- GIVEN DATA
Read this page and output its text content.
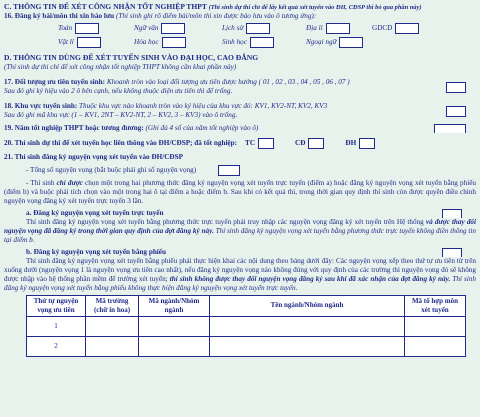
C. THÔNG TIN ĐỂ XÉT CÔNG NHẬN TỐT NGHIỆP THPT (Thí sinh dự thi chỉ để lấy kết quả xét tuyển vào ĐH, CĐSP thì bỏ qua phần này)
16. Đăng ký bài/môn thi xin bảo lưu (Thí sinh ghi rõ điểm bài/môn thi xin được bảo lưu vào ô tương ứng):
Toán	Ngữ văn	Lịch sử	Địa lí	GDCD
Vật lí	Hóa học	Sinh học	Ngoại ngữ
D. THÔNG TIN DÙNG ĐỂ XÉT TUYỂN SINH VÀO ĐẠI HỌC, CAO ĐẲNG
(Thí sinh dự thi chỉ để xét công nhận tốt nghiệp THPT không cần khai phần này)
17. Đối tượng ưu tiên tuyển sinh: Khoanh tròn vào loại đối tượng ưu tiên được hưởng ( 01 , 02 , 03 , 04 , 05 , 06 , 07 )
Sau đó ghi ký hiệu vào 2 ô bên cạnh, nếu không thuộc diện ưu tiên thì để trống.
18. Khu vực tuyển sinh: Thuộc khu vực nào khoanh tròn vào ký hiệu của khu vực đó: KV1, KV2-NT, KV2, KV3
Sau đó ghi mã khu vực (1 – KV1, 2NT – KV2-NT, 2 – KV2, 3 – KV3) vào ô trống.
19. Năm tốt nghiệp THPT hoặc tương đương: (Ghi đủ 4 số của năm tốt nghiệp vào ô)
20. Thí sinh dự thi để xét tuyển học liên thông vào ĐH/CĐSP; đã tốt nghiệp: TC	CĐ	ĐH
21. Thí sinh đăng ký nguyện vọng xét tuyển vào ĐH/CĐSP
- Tổng số nguyện vọng (bắt buộc phải ghi số nguyện vọng)
- Thí sinh chỉ được chọn một trong hai phương thức đăng ký nguyện vọng xét tuyển trực tuyến (điểm a) hoặc đăng ký nguyện vọng xét tuyển bằng phiếu (điểm b) và buộc phải tích chọn vào một trong hai ô tại điểm a hoặc điểm b. Sau khi có kết quả thi, trong thời gian quy định thí sinh còn được quyền điều chỉnh nguyện vọng đăng ký xét tuyển trực tuyến 3 lần.
a. Đăng ký nguyện vọng xét tuyển trực tuyến
Thí sinh đăng ký nguyện vọng xét tuyển bằng phương thức trực tuyến phải truy nhập các nguyện vọng đăng ký xét tuyển trên Hệ thống và được thay đổi nguyện vọng đã đăng ký trong thời gian quy định của đợt đăng ký này. Thí sinh đăng ký nguyện vọng xét tuyển bằng phương thức trực tuyến không điền thông tin tại điểm b.
b. Đăng ký nguyện vọng xét tuyển bằng phiếu
Thí sinh đăng ký nguyện vọng xét tuyển bằng phiếu phải thực hiện khai các nội dung theo bảng dưới đây: Các nguyện vọng xếp theo thứ tự ưu tiên từ trên xuống dưới (nguyện vọng 1 là nguyện vọng ưu tiên cao nhất), nếu đăng ký nguyện vọng nào không đúng với quy định của các trường thì nguyện vọng đó sẽ không được nhập vào hệ thống phần mềm để trường xét tuyển; thí sinh không được thay đổi nguyện vọng đăng ký sau khi đã xác nhận của đợt đăng ký này. Thí sinh đăng ký nguyện vọng xét tuyển bằng phiếu không thực hiện đăng ký nguyện vọng xét tuyển trực tuyến.
Thứ tự nguyện vọng ưu tiên	Mã trường (chữ in hoa)	Mã ngành/Nhóm ngành	Tên ngành/Nhóm ngành	Mã tổ hợp môn xét tuyển
1				
2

- EXERCISE AIM
Filter out every line that lacks the word "CĐSP", and copy the rest.

- EXPECTED ANSWER
C. THÔNG TIN ĐỂ XÉT CÔNG NHẬN TỐT NGHIỆP THPT (Thí sinh dự thi chỉ để lấy kết quả xét tuyển vào ĐH, CĐSP thì bỏ qua phần này)
20. Thí sinh dự thi để xét tuyển học liên thông vào ĐH/CĐSP; đã tốt nghiệp: TC	CĐ	ĐH
21. Thí sinh đăng ký nguyện vọng xét tuyển vào ĐH/CĐSP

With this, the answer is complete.